Allows leading/trailing whitespace
Doesn't affect text containing these characters (e.g., Use --- for rules)

Rule M4: Unordered List Normalization

Purpose: Standardize all unordered list markers to hyphen (-).

Rationale: Markdown allows three list marker characters:

* Item
- Item
+ Item

HNP-2 normalizes to hyphen-based lists.

Implementation:

// Convert * or + at start of line (with optional indent) to -
processed = processed.replace(/^(\s*)[\*\+]\s+/, '$1- ');

Examples:

Input:  * First item
        + Second item
Output: - First item
        - Second item

Input:  - Already normalized
Output: - Already normalized (unchanged)

Input:      * Indented item
Output:     - Indented item

Edge Cases:

Preserves indentation (for nested lists)
Ensures single space after marker
Only affects line-start markers (doesn't change * in text)

Rule M5: Ordered List Normalization

Purpose: Ensure ordered lists have exactly one space after the period.

[Region and label listings]

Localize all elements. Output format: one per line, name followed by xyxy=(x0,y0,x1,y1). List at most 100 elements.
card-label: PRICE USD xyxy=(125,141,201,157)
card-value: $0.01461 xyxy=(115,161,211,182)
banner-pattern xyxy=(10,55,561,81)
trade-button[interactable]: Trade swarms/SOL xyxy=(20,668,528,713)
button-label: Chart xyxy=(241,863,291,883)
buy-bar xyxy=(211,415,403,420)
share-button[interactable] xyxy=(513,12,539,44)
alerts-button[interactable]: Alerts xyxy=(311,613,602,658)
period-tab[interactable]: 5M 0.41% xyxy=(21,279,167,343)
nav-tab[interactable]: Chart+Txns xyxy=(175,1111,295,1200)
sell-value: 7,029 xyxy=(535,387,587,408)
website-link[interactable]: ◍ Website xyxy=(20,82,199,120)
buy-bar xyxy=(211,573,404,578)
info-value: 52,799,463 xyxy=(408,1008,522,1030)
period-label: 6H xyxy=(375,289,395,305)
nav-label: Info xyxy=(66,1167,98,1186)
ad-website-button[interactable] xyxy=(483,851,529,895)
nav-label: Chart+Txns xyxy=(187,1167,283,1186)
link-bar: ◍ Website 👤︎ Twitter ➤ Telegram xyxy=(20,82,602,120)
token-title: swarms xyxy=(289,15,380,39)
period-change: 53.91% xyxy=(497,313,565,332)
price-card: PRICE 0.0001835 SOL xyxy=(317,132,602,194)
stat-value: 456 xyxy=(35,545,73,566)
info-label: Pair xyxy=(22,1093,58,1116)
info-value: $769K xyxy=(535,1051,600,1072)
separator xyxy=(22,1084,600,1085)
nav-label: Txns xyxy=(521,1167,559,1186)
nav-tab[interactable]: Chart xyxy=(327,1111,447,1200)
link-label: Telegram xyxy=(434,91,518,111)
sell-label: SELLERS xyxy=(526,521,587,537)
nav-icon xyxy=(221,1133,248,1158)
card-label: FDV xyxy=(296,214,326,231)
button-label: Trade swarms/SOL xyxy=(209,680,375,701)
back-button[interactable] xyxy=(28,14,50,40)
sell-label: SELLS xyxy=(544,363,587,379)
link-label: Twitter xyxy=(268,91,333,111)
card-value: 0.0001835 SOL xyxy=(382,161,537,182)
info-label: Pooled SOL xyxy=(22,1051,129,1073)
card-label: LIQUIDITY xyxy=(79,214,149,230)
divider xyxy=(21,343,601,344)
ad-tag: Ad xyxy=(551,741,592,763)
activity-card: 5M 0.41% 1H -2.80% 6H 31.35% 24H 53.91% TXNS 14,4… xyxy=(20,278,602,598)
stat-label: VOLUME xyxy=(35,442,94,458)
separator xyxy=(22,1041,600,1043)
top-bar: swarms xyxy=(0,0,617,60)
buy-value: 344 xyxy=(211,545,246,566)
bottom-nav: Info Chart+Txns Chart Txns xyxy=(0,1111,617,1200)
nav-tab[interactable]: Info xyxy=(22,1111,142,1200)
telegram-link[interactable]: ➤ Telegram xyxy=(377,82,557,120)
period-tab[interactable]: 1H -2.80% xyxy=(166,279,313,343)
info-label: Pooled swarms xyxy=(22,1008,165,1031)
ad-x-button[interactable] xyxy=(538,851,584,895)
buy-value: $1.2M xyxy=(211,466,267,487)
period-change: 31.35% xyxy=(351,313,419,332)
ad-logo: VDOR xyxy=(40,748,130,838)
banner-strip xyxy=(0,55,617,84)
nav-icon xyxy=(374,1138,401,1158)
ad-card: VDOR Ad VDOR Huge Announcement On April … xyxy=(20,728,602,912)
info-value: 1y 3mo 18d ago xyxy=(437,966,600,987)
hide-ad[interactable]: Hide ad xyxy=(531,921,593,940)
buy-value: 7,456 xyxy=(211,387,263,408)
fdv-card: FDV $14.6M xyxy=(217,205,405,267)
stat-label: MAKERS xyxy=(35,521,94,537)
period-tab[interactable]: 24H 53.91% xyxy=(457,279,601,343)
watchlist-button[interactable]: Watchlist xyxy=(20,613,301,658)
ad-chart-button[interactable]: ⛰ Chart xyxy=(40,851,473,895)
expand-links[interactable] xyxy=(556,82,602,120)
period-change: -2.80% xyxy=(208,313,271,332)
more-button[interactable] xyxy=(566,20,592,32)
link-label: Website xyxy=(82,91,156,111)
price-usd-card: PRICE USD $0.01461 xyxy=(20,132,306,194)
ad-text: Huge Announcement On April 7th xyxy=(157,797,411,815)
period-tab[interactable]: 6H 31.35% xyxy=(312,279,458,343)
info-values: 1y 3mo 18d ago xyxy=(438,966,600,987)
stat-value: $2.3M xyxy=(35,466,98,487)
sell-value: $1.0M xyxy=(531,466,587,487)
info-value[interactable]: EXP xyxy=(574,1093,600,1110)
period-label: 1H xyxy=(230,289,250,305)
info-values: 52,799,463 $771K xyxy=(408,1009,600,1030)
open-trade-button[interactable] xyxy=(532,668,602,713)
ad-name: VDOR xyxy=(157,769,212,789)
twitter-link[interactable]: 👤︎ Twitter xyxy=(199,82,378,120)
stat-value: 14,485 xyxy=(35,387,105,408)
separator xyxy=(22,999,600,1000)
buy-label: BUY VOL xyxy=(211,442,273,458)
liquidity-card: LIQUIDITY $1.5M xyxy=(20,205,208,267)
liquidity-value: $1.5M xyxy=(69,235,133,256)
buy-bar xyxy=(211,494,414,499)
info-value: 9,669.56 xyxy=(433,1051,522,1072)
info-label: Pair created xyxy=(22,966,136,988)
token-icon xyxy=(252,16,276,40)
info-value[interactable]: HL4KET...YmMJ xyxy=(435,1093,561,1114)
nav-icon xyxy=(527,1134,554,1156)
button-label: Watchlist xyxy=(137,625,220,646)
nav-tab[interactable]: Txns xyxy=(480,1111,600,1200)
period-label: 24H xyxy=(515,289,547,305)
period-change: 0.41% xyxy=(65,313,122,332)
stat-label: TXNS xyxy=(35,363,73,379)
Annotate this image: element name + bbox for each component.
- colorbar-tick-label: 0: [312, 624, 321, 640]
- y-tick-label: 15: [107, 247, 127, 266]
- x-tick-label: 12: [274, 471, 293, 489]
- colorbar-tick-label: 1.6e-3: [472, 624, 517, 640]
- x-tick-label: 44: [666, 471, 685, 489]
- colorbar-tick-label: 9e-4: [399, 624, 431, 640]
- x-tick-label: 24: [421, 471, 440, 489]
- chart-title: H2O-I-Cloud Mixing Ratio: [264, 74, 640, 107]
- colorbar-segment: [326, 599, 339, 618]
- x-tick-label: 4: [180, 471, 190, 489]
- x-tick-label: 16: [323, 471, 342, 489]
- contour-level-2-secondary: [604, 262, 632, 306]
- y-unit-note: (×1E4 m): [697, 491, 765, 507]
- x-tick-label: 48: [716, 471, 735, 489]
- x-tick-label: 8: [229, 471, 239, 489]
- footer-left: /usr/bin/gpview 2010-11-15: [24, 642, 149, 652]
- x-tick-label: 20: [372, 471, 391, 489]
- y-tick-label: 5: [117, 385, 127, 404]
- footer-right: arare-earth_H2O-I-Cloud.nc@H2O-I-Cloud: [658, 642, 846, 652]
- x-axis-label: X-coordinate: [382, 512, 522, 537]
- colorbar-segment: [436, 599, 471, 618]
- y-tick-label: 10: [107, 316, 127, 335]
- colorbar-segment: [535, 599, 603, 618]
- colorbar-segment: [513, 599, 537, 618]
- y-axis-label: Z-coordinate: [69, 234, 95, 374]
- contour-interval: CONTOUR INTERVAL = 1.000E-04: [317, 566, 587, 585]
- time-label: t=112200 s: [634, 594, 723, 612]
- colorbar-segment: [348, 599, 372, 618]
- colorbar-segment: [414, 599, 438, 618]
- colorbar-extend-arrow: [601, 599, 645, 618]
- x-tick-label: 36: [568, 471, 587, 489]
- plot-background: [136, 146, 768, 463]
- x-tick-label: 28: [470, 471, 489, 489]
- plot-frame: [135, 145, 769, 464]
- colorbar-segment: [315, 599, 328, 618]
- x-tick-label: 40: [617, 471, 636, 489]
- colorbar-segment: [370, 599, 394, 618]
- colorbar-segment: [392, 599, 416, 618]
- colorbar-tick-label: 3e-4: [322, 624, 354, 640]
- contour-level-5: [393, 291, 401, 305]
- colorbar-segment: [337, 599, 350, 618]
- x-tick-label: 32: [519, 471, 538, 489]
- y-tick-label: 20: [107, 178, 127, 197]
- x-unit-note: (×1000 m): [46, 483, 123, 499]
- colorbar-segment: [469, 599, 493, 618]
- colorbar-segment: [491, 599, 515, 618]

• PROBLEM DESCRIPTION
Reproduce the passage on Markdown list normalization, starting at "Allows leading/trailing whitespace" and ending at "to hyphen (-).", with "Standardize" swapped for "Convert".

• FINAL ANSWER
Allows leading/trailing whitespace
Doesn't affect text containing these characters (e.g., Use --- for rules)

Rule M4: Unordered List Normalization

Purpose: Convert all unordered list markers to hyphen (-).